WHAT TO PRODUCE =>
Give the data a second time, exactly and in full.

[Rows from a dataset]
## BEGIN

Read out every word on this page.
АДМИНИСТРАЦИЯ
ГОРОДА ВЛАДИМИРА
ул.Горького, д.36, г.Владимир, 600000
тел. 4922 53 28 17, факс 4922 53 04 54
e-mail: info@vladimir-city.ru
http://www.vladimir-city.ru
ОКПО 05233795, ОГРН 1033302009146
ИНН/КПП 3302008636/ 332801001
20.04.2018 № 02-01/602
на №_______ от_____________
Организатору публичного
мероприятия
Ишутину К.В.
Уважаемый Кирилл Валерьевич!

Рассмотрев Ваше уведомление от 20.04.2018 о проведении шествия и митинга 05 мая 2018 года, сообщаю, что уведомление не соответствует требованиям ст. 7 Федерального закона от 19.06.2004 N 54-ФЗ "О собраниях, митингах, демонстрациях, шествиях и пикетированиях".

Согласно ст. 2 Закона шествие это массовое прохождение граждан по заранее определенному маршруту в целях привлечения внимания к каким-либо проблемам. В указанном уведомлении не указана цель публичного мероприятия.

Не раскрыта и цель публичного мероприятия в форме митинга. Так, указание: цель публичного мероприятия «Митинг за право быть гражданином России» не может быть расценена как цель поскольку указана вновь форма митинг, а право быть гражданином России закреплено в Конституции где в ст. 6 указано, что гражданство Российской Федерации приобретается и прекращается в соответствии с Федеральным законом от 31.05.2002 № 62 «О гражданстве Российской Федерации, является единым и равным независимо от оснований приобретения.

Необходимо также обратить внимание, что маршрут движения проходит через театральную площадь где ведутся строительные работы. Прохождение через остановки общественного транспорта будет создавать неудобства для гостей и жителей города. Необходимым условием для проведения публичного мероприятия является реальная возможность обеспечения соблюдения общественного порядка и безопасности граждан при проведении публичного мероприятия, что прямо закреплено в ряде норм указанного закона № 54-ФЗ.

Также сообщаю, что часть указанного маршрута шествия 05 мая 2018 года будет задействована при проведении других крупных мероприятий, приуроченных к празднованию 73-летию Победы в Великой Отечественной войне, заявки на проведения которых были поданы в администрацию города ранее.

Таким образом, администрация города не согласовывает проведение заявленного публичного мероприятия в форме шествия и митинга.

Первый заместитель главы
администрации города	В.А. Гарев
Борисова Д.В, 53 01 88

## END

TASK SOLUTION =>
Read out every word on this page.
АДМИНИСТРАЦИЯ
ГОРОДА ВЛАДИМИРА
ул.Горького, д.36, г.Владимир, 600000
тел. 4922 53 28 17, факс 4922 53 04 54
e-mail: info@vladimir-city.ru
http://www.vladimir-city.ru
ОКПО 05233795, ОГРН 1033302009146
ИНН/КПП 3302008636/ 332801001
20.04.2018 № 02-01/602
на №_______ от_____________
Организатору публичного
мероприятия
Ишутину К.В.
Уважаемый Кирилл Валерьевич!

Рассмотрев Ваше уведомление от 20.04.2018 о проведении шествия и митинга 05 мая 2018 года, сообщаю, что уведомление не соответствует требованиям ст. 7 Федерального закона от 19.06.2004 N 54-ФЗ "О собраниях, митингах, демонстрациях, шествиях и пикетированиях".

Согласно ст. 2 Закона шествие это массовое прохождение граждан по заранее определенному маршруту в целях привлечения внимания к каким-либо проблемам. В указанном уведомлении не указана цель публичного мероприятия.

Не раскрыта и цель публичного мероприятия в форме митинга. Так, указание: цель публичного мероприятия «Митинг за право быть гражданином России» не может быть расценена как цель поскольку указана вновь форма митинг, а право быть гражданином России закреплено в Конституции где в ст. 6 указано, что гражданство Российской Федерации приобретается и прекращается в соответствии с Федеральным законом от 31.05.2002 № 62 «О гражданстве Российской Федерации, является единым и равным независимо от оснований приобретения.

Необходимо также обратить внимание, что маршрут движения проходит через театральную площадь где ведутся строительные работы. Прохождение через остановки общественного транспорта будет создавать неудобства для гостей и жителей города. Необходимым условием для проведения публичного мероприятия является реальная возможность обеспечения соблюдения общественного порядка и безопасности граждан при проведении публичного мероприятия, что прямо закреплено в ряде норм указанного закона № 54-ФЗ.

Также сообщаю, что часть указанного маршрута шествия 05 мая 2018 года будет задействована при проведении других крупных мероприятий, приуроченных к празднованию 73-летию Победы в Великой Отечественной войне, заявки на проведения которых были поданы в администрацию города ранее.

Таким образом, администрация города не согласовывает проведение заявленного публичного мероприятия в форме шествия и митинга.

Первый заместитель главы
администрации города	В.А. Гарев
Борисова Д.В, 53 01 88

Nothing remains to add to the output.